Write out all entries word for word.

**Exercise inputs**
# # # # #
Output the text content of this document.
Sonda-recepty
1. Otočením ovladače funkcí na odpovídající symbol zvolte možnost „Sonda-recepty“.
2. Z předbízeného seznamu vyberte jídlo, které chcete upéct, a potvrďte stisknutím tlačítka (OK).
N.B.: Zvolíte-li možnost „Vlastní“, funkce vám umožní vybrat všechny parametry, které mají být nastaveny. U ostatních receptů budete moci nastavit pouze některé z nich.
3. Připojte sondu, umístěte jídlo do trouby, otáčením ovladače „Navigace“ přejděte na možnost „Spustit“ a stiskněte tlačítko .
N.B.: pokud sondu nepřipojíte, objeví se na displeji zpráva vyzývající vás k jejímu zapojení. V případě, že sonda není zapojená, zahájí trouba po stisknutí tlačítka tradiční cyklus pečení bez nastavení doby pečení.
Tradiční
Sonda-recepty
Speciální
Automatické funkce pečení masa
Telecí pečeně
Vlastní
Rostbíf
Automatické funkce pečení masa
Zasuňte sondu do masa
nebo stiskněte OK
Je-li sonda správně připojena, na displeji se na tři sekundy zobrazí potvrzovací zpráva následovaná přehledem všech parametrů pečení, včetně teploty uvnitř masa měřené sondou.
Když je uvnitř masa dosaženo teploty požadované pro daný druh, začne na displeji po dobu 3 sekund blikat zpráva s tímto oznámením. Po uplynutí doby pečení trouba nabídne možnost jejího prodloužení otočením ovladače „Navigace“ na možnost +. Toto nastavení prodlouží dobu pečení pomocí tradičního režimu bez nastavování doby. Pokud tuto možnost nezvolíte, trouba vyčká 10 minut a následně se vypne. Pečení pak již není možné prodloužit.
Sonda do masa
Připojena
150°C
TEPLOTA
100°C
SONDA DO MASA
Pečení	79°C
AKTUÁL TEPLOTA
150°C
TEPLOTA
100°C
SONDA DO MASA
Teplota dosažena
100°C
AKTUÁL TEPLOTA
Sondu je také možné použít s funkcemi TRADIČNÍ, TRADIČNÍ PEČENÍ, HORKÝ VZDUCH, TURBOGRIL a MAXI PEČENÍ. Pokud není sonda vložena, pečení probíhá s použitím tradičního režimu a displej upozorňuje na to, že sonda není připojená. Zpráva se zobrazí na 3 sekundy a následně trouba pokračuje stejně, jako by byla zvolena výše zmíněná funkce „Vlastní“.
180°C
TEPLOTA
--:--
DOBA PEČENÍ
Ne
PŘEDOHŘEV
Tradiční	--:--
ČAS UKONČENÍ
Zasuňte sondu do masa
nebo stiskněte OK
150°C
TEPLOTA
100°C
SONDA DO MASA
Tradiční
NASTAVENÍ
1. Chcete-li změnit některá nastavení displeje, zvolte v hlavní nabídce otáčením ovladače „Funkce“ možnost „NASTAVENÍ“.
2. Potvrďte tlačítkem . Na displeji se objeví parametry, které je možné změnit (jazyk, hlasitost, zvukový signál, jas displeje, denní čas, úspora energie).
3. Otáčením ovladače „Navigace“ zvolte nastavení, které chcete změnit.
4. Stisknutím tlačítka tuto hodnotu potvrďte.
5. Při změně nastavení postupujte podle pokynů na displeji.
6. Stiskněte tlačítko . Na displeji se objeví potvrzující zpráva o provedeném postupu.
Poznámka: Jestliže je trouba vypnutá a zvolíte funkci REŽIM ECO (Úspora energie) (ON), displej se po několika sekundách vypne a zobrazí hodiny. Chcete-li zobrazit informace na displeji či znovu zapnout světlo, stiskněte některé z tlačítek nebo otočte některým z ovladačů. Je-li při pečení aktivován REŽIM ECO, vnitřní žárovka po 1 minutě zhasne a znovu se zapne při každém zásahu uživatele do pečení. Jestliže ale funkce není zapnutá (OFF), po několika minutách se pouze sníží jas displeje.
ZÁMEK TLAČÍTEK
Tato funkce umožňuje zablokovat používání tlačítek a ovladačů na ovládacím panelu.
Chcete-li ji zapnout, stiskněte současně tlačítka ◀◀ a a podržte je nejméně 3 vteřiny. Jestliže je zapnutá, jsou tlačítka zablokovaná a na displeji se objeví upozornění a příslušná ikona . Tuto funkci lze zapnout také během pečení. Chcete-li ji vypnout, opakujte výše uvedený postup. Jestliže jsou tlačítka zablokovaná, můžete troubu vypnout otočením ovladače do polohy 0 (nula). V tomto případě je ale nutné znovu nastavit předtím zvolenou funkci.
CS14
# # # # #
**Task answer**
Output the text content of this document.
Sonda-recepty
1. Otočením ovladače funkcí na odpovídající symbol zvolte možnost „Sonda-recepty“.
2. Z předbízeného seznamu vyberte jídlo, které chcete upéct, a potvrďte stisknutím tlačítka (OK).
N.B.: Zvolíte-li možnost „Vlastní“, funkce vám umožní vybrat všechny parametry, které mají být nastaveny. U ostatních receptů budete moci nastavit pouze některé z nich.
3. Připojte sondu, umístěte jídlo do trouby, otáčením ovladače „Navigace“ přejděte na možnost „Spustit“ a stiskněte tlačítko .
N.B.: pokud sondu nepřipojíte, objeví se na displeji zpráva vyzývající vás k jejímu zapojení. V případě, že sonda není zapojená, zahájí trouba po stisknutí tlačítka tradiční cyklus pečení bez nastavení doby pečení.
Tradiční
Sonda-recepty
Speciální
Automatické funkce pečení masa
Telecí pečeně
Vlastní
Rostbíf
Automatické funkce pečení masa
Zasuňte sondu do masa
nebo stiskněte OK
Je-li sonda správně připojena, na displeji se na tři sekundy zobrazí potvrzovací zpráva následovaná přehledem všech parametrů pečení, včetně teploty uvnitř masa měřené sondou.
Když je uvnitř masa dosaženo teploty požadované pro daný druh, začne na displeji po dobu 3 sekund blikat zpráva s tímto oznámením. Po uplynutí doby pečení trouba nabídne možnost jejího prodloužení otočením ovladače „Navigace“ na možnost +. Toto nastavení prodlouží dobu pečení pomocí tradičního režimu bez nastavování doby. Pokud tuto možnost nezvolíte, trouba vyčká 10 minut a následně se vypne. Pečení pak již není možné prodloužit.
Sonda do masa
Připojena
150°C
TEPLOTA
100°C
SONDA DO MASA
Pečení	79°C
AKTUÁL TEPLOTA
150°C
TEPLOTA
100°C
SONDA DO MASA
Teplota dosažena
100°C
AKTUÁL TEPLOTA
Sondu je také možné použít s funkcemi TRADIČNÍ, TRADIČNÍ PEČENÍ, HORKÝ VZDUCH, TURBOGRIL a MAXI PEČENÍ. Pokud není sonda vložena, pečení probíhá s použitím tradičního režimu a displej upozorňuje na to, že sonda není připojená. Zpráva se zobrazí na 3 sekundy a následně trouba pokračuje stejně, jako by byla zvolena výše zmíněná funkce „Vlastní“.
180°C
TEPLOTA
--:--
DOBA PEČENÍ
Ne
PŘEDOHŘEV
Tradiční	--:--
ČAS UKONČENÍ
Zasuňte sondu do masa
nebo stiskněte OK
150°C
TEPLOTA
100°C
SONDA DO MASA
Tradiční
NASTAVENÍ
1. Chcete-li změnit některá nastavení displeje, zvolte v hlavní nabídce otáčením ovladače „Funkce“ možnost „NASTAVENÍ“.
2. Potvrďte tlačítkem . Na displeji se objeví parametry, které je možné změnit (jazyk, hlasitost, zvukový signál, jas displeje, denní čas, úspora energie).
3. Otáčením ovladače „Navigace“ zvolte nastavení, které chcete změnit.
4. Stisknutím tlačítka tuto hodnotu potvrďte.
5. Při změně nastavení postupujte podle pokynů na displeji.
6. Stiskněte tlačítko . Na displeji se objeví potvrzující zpráva o provedeném postupu.
Poznámka: Jestliže je trouba vypnutá a zvolíte funkci REŽIM ECO (Úspora energie) (ON), displej se po několika sekundách vypne a zobrazí hodiny. Chcete-li zobrazit informace na displeji či znovu zapnout světlo, stiskněte některé z tlačítek nebo otočte některým z ovladačů. Je-li při pečení aktivován REŽIM ECO, vnitřní žárovka po 1 minutě zhasne a znovu se zapne při každém zásahu uživatele do pečení. Jestliže ale funkce není zapnutá (OFF), po několika minutách se pouze sníží jas displeje.
ZÁMEK TLAČÍTEK
Tato funkce umožňuje zablokovat používání tlačítek a ovladačů na ovládacím panelu.
Chcete-li ji zapnout, stiskněte současně tlačítka ◀◀ a a podržte je nejméně 3 vteřiny. Jestliže je zapnutá, jsou tlačítka zablokovaná a na displeji se objeví upozornění a příslušná ikona . Tuto funkci lze zapnout také během pečení. Chcete-li ji vypnout, opakujte výše uvedený postup. Jestliže jsou tlačítka zablokovaná, můžete troubu vypnout otočením ovladače do polohy 0 (nula). V tomto případě je ale nutné znovu nastavit předtím zvolenou funkci.
CS14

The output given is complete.